## STATED EXERCISE
Copy every entry word for word, but skip the pictures.

(Dataset entries on figures)
_ _ _ _
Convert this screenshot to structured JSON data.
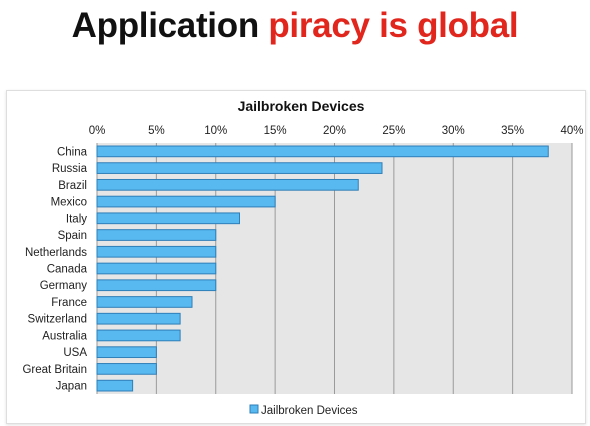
{
  "slide": {
    "title_part1": "Application",
    "title_part2": "piracy is global"
  },
  "colors": {
    "title_dark": "#111111",
    "title_accent": "#e0261d",
    "bar_fill": "#58b8f0",
    "bar_stroke": "#2f7fb8",
    "plot_background": "#e6e6e6",
    "gridline": "#9a9a9a"
  },
  "chart_data": {
    "type": "bar",
    "orientation": "horizontal",
    "title": "Jailbroken Devices",
    "xlabel": "",
    "ylabel": "",
    "xlim": [
      0,
      40
    ],
    "x_ticks": [
      "0%",
      "5%",
      "10%",
      "15%",
      "20%",
      "25%",
      "30%",
      "35%",
      "40%"
    ],
    "x_axis_position": "top",
    "grid": true,
    "legend_position": "bottom",
    "categories": [
      "China",
      "Russia",
      "Brazil",
      "Mexico",
      "Italy",
      "Spain",
      "Netherlands",
      "Canada",
      "Germany",
      "France",
      "Switzerland",
      "Australia",
      "USA",
      "Great Britain",
      "Japan"
    ],
    "series": [
      {
        "name": "Jailbroken Devices",
        "unit": "%",
        "values": [
          38,
          24,
          22,
          15,
          12,
          10,
          10,
          10,
          10,
          8,
          7,
          7,
          5,
          5,
          3
        ]
      }
    ]
  }
}
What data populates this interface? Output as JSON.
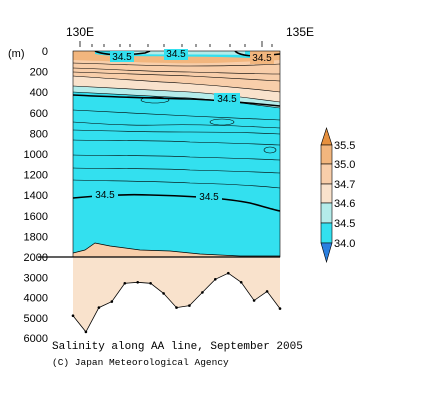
{
  "caption": "Salinity along AA line, September 2005",
  "credit": "(C) Japan Meteorological Agency",
  "chart_data": {
    "type": "contour-section",
    "title": "Salinity along AA line, September 2005",
    "x_ticks": [
      "130E",
      "135E"
    ],
    "y_unit": "(m)",
    "y_ticks_upper": [
      0,
      200,
      400,
      600,
      800,
      1000,
      1200,
      1400,
      1600,
      1800,
      2000
    ],
    "y_ticks_lower": [
      2000,
      3000,
      4000,
      5000,
      6000
    ],
    "ylim_upper": [
      0,
      2000
    ],
    "ylim_lower": [
      2000,
      6000
    ],
    "contour_labels": [
      "34.5",
      "34.5",
      "34.5",
      "34.5",
      "34.5",
      "34.5"
    ],
    "colorbar": {
      "levels": [
        34.0,
        34.5,
        34.6,
        34.7,
        35.0,
        35.5
      ],
      "labels": [
        "35.5",
        "35.0",
        "34.7",
        "34.6",
        "34.5",
        "34.0"
      ],
      "colors": {
        "below_34_0": "#2a7fe0",
        "c34_0_34_5": "#33e0ef",
        "c34_5_34_6": "#b4ecea",
        "c34_6_34_7": "#f9e2cc",
        "c34_7_35_0": "#f8ceaa",
        "c35_0_35_5": "#f2b67e",
        "above_35_5": "#e6903e"
      }
    },
    "bottom_depth_m": [
      4900,
      5700,
      4500,
      4200,
      3300,
      3250,
      3300,
      3800,
      4500,
      4400,
      3750,
      3100,
      2800,
      3250,
      4150,
      3700,
      4550
    ]
  }
}
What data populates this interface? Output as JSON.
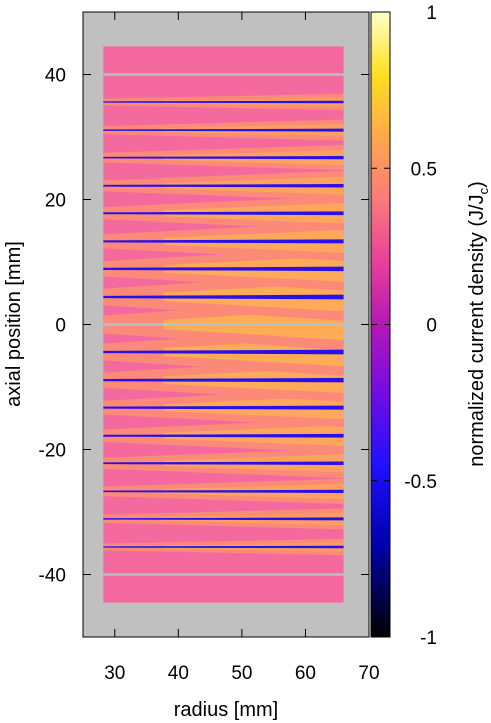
{
  "chart_data": {
    "type": "heatmap",
    "title": "",
    "xlabel": "radius [mm]",
    "ylabel": "axial position [mm]",
    "xlim": [
      25,
      70
    ],
    "ylim": [
      -50,
      50
    ],
    "x_ticks": [
      "30",
      "40",
      "50",
      "60",
      "70"
    ],
    "y_ticks": [
      "40",
      "20",
      "0",
      "-20",
      "-40"
    ],
    "background_color": "#c0c0c0",
    "coil": {
      "r_inner": 28.2,
      "r_outer": 66.0,
      "z_min": -44.5,
      "z_max": 44.5,
      "pancake_count": 20,
      "pancake_boundaries_z": [
        -40,
        -35.6,
        -31.1,
        -26.7,
        -22.2,
        -17.8,
        -13.3,
        -8.9,
        -4.4,
        0,
        4.4,
        8.9,
        13.3,
        17.8,
        22.2,
        26.7,
        31.1,
        35.6,
        40
      ],
      "base_color": "#f56a9e",
      "intermediate_color": "#fb8a78",
      "high_color": "#ffad55"
    },
    "colorbar": {
      "label_main": "normalized current density (J/J",
      "label_sub": "c",
      "label_close": ")",
      "range": [
        -1,
        1
      ],
      "ticks": [
        "1",
        "0.5",
        "0",
        "-0.5",
        "-1"
      ],
      "stops": [
        {
          "value": 1.0,
          "color": "#ffffc8"
        },
        {
          "value": 0.8,
          "color": "#ffe020"
        },
        {
          "value": 0.6,
          "color": "#ffa84c"
        },
        {
          "value": 0.4,
          "color": "#fb7a7a"
        },
        {
          "value": 0.2,
          "color": "#e8409a"
        },
        {
          "value": 0.0,
          "color": "#b418b4"
        },
        {
          "value": -0.2,
          "color": "#7a0ce0"
        },
        {
          "value": -0.45,
          "color": "#2010ff"
        },
        {
          "value": -0.7,
          "color": "#0000b0"
        },
        {
          "value": -1.0,
          "color": "#000000"
        }
      ]
    }
  }
}
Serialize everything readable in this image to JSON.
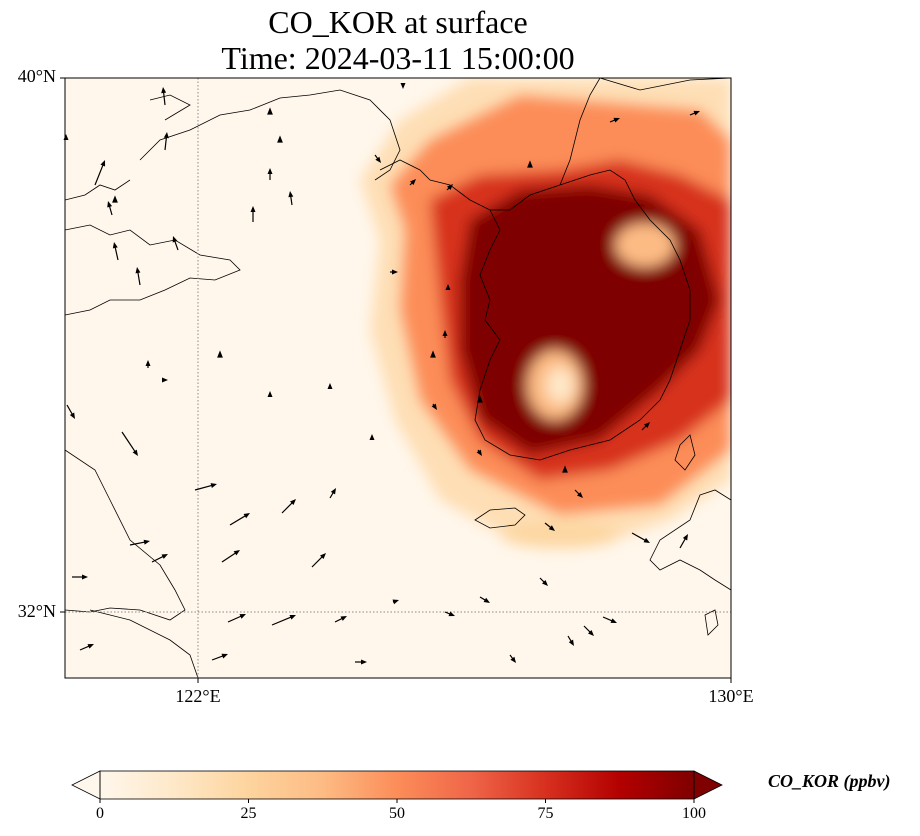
_ _ _ _
## RESULT OF THE EXERCISE
Convert this screenshot to structured JSON data.
{
  "slide": {
    "title_part1": "Application",
    "title_part2": "piracy is global"
  },
  "colors": {
    "title_dark": "#111111",
    "title_accent": "#e0261d",
    "bar_fill": "#58b8f0",
    "bar_stroke": "#2f7fb8",
    "plot_background": "#e6e6e6",
    "gridline": "#9a9a9a"
  },
  "chart_data": {
    "type": "bar",
    "orientation": "horizontal",
    "title": "Jailbroken Devices",
    "xlabel": "",
    "ylabel": "",
    "xlim": [
      0,
      40
    ],
    "x_ticks": [
      "0%",
      "5%",
      "10%",
      "15%",
      "20%",
      "25%",
      "30%",
      "35%",
      "40%"
    ],
    "x_axis_position": "top",
    "grid": true,
    "legend_position": "bottom",
    "categories": [
      "China",
      "Russia",
      "Brazil",
      "Mexico",
      "Italy",
      "Spain",
      "Netherlands",
      "Canada",
      "Germany",
      "France",
      "Switzerland",
      "Australia",
      "USA",
      "Great Britain",
      "Japan"
    ],
    "series": [
      {
        "name": "Jailbroken Devices",
        "unit": "%",
        "values": [
          38,
          24,
          22,
          15,
          12,
          10,
          10,
          10,
          10,
          8,
          7,
          7,
          5,
          5,
          3
        ]
      }
    ]
  }
}
What data populates this interface? Output as JSON.
{
  "caption": "Salinity along AA line, September 2005",
  "credit": "(C) Japan Meteorological Agency",
  "chart_data": {
    "type": "contour-section",
    "title": "Salinity along AA line, September 2005",
    "x_ticks": [
      "130E",
      "135E"
    ],
    "y_unit": "(m)",
    "y_ticks_upper": [
      0,
      200,
      400,
      600,
      800,
      1000,
      1200,
      1400,
      1600,
      1800,
      2000
    ],
    "y_ticks_lower": [
      2000,
      3000,
      4000,
      5000,
      6000
    ],
    "ylim_upper": [
      0,
      2000
    ],
    "ylim_lower": [
      2000,
      6000
    ],
    "contour_labels": [
      "34.5",
      "34.5",
      "34.5",
      "34.5",
      "34.5",
      "34.5"
    ],
    "colorbar": {
      "levels": [
        34.0,
        34.5,
        34.6,
        34.7,
        35.0,
        35.5
      ],
      "labels": [
        "35.5",
        "35.0",
        "34.7",
        "34.6",
        "34.5",
        "34.0"
      ],
      "colors": {
        "below_34_0": "#2a7fe0",
        "c34_0_34_5": "#33e0ef",
        "c34_5_34_6": "#b4ecea",
        "c34_6_34_7": "#f9e2cc",
        "c34_7_35_0": "#f8ceaa",
        "c35_0_35_5": "#f2b67e",
        "above_35_5": "#e6903e"
      }
    },
    "bottom_depth_m": [
      4900,
      5700,
      4500,
      4200,
      3300,
      3250,
      3300,
      3800,
      4500,
      4400,
      3750,
      3100,
      2800,
      3250,
      4150,
      3700,
      4550
    ]
  }
}
What data populates this interface? Output as JSON.
{
  "chart_data": {
    "type": "heatmap",
    "title": "",
    "xlabel": "radius [mm]",
    "ylabel": "axial position [mm]",
    "xlim": [
      25,
      70
    ],
    "ylim": [
      -50,
      50
    ],
    "x_ticks": [
      "30",
      "40",
      "50",
      "60",
      "70"
    ],
    "y_ticks": [
      "40",
      "20",
      "0",
      "-20",
      "-40"
    ],
    "background_color": "#c0c0c0",
    "coil": {
      "r_inner": 28.2,
      "r_outer": 66.0,
      "z_min": -44.5,
      "z_max": 44.5,
      "pancake_count": 20,
      "pancake_boundaries_z": [
        -40,
        -35.6,
        -31.1,
        -26.7,
        -22.2,
        -17.8,
        -13.3,
        -8.9,
        -4.4,
        0,
        4.4,
        8.9,
        13.3,
        17.8,
        22.2,
        26.7,
        31.1,
        35.6,
        40
      ],
      "base_color": "#f56a9e",
      "intermediate_color": "#fb8a78",
      "high_color": "#ffad55"
    },
    "colorbar": {
      "label_main": "normalized current density (J/J",
      "label_sub": "c",
      "label_close": ")",
      "range": [
        -1,
        1
      ],
      "ticks": [
        "1",
        "0.5",
        "0",
        "-0.5",
        "-1"
      ],
      "stops": [
        {
          "value": 1.0,
          "color": "#ffffc8"
        },
        {
          "value": 0.8,
          "color": "#ffe020"
        },
        {
          "value": 0.6,
          "color": "#ffa84c"
        },
        {
          "value": 0.4,
          "color": "#fb7a7a"
        },
        {
          "value": 0.2,
          "color": "#e8409a"
        },
        {
          "value": 0.0,
          "color": "#b418b4"
        },
        {
          "value": -0.2,
          "color": "#7a0ce0"
        },
        {
          "value": -0.45,
          "color": "#2010ff"
        },
        {
          "value": -0.7,
          "color": "#0000b0"
        },
        {
          "value": -1.0,
          "color": "#000000"
        }
      ]
    }
  }
}
Serialize everything readable in this image to JSON.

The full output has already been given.